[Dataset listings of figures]

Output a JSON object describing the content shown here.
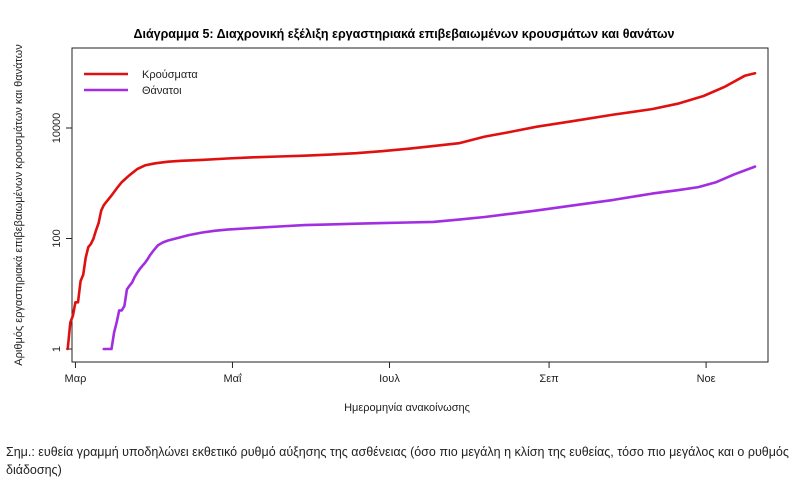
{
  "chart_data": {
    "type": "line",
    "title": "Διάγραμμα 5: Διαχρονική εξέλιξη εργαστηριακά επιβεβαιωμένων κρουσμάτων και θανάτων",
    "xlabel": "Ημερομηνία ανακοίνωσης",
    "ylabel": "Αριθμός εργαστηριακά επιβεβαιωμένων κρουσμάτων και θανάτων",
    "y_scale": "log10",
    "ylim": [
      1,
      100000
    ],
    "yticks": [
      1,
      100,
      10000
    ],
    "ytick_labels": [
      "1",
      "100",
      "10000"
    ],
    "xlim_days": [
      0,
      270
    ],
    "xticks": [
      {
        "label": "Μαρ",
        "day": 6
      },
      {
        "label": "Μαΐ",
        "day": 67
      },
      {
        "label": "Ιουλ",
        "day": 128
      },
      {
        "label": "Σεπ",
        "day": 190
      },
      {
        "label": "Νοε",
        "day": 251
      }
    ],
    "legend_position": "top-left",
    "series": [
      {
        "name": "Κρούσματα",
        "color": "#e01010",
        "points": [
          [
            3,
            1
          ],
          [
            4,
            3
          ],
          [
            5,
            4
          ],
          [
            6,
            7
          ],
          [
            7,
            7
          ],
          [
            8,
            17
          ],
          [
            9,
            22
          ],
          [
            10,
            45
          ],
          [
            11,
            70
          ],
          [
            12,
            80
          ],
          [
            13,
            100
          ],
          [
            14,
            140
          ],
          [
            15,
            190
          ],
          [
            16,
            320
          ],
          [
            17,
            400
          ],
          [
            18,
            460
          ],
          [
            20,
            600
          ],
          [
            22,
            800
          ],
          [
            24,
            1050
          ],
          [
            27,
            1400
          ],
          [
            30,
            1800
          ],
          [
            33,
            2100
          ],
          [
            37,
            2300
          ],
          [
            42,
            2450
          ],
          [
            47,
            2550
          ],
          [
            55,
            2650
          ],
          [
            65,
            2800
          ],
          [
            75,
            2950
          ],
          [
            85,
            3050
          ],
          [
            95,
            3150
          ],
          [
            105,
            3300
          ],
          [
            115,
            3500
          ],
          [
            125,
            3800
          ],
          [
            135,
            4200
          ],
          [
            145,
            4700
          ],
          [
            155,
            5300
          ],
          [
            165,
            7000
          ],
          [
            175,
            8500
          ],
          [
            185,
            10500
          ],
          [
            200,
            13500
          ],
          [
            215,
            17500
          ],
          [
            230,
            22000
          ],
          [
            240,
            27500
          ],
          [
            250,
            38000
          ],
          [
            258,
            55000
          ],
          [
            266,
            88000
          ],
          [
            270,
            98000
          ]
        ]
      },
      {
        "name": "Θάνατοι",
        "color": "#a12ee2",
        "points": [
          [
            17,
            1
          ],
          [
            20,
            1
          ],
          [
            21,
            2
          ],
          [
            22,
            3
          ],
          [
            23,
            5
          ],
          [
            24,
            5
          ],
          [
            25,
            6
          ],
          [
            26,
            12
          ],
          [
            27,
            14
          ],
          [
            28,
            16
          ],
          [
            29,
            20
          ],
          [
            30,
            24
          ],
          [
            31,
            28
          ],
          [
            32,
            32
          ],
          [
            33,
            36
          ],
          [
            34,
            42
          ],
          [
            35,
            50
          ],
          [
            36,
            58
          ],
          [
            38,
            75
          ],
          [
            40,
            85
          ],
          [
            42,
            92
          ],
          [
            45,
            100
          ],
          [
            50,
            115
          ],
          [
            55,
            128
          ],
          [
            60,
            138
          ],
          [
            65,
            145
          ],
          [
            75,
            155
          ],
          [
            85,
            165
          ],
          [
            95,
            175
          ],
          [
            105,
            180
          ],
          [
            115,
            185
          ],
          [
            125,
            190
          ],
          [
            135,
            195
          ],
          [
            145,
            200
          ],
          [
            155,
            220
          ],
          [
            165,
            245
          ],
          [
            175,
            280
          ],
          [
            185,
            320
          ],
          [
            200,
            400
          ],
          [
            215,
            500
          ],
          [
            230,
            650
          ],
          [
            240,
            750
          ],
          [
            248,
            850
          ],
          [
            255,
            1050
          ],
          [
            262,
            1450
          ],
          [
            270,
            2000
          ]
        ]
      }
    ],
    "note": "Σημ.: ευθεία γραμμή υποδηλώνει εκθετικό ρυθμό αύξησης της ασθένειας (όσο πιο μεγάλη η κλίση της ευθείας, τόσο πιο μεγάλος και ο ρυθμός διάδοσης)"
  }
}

--

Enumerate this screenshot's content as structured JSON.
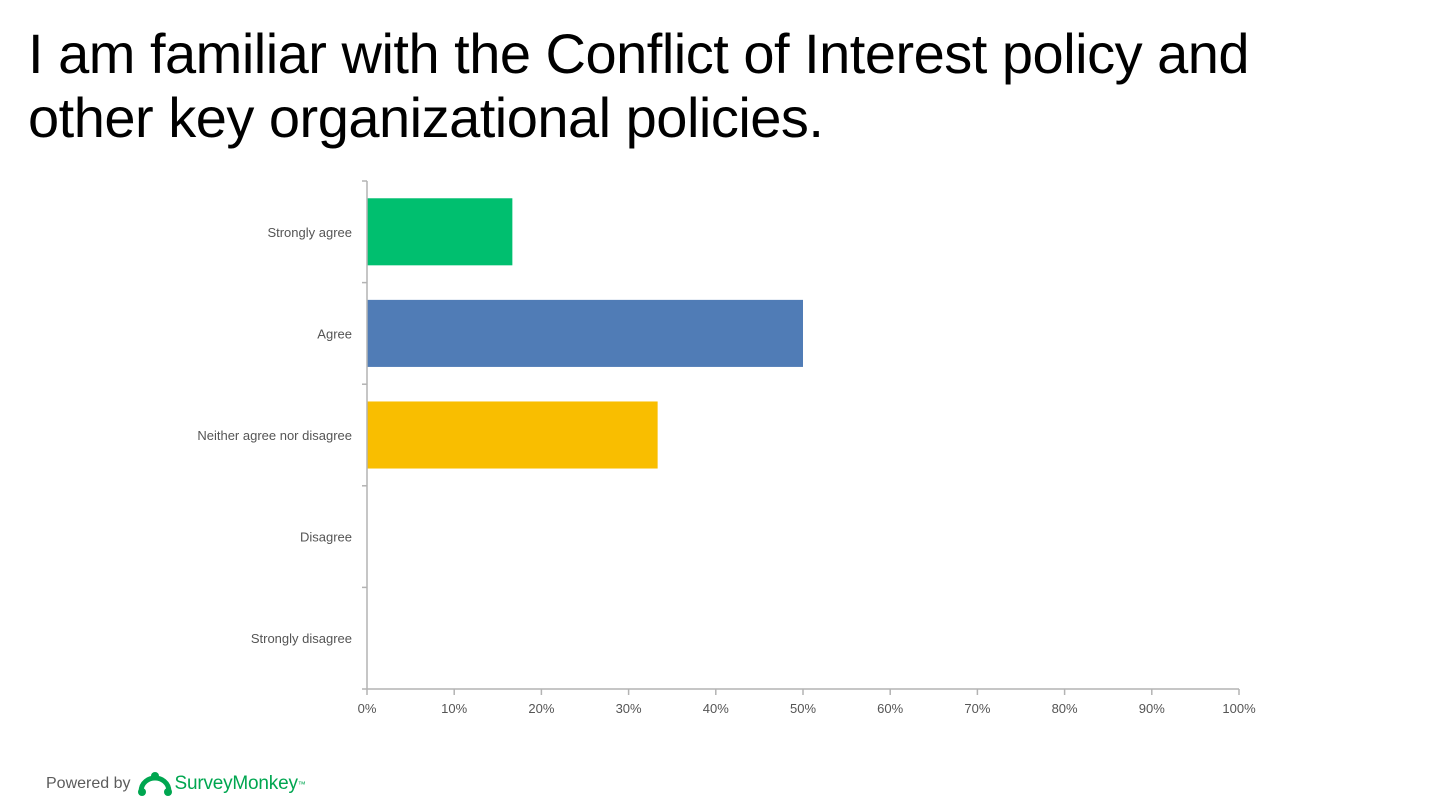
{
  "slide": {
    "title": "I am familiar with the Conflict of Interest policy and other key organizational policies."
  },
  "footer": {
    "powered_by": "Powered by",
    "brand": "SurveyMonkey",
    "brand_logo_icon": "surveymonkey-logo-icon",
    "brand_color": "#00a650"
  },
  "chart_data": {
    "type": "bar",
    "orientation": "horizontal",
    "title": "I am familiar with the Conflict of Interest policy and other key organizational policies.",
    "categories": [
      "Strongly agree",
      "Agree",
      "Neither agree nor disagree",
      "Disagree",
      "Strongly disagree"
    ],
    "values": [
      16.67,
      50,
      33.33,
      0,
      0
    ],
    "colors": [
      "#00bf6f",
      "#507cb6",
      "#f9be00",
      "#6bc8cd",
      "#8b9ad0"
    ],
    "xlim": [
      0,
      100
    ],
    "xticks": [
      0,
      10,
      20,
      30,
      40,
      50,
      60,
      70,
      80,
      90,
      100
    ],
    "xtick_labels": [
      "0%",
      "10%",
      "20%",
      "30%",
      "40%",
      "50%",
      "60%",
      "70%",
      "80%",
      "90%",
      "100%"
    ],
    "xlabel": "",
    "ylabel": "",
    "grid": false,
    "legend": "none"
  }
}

_DESCRIPTION OF THE TASK_
Copy every line in the listing above where the string "Conflict" turns up.

_THE SOLUTION_
    "title": "I am familiar with the Conflict of Interest policy and other key organizational policies."
    "title": "I am familiar with the Conflict of Interest policy and other key organizational policies.",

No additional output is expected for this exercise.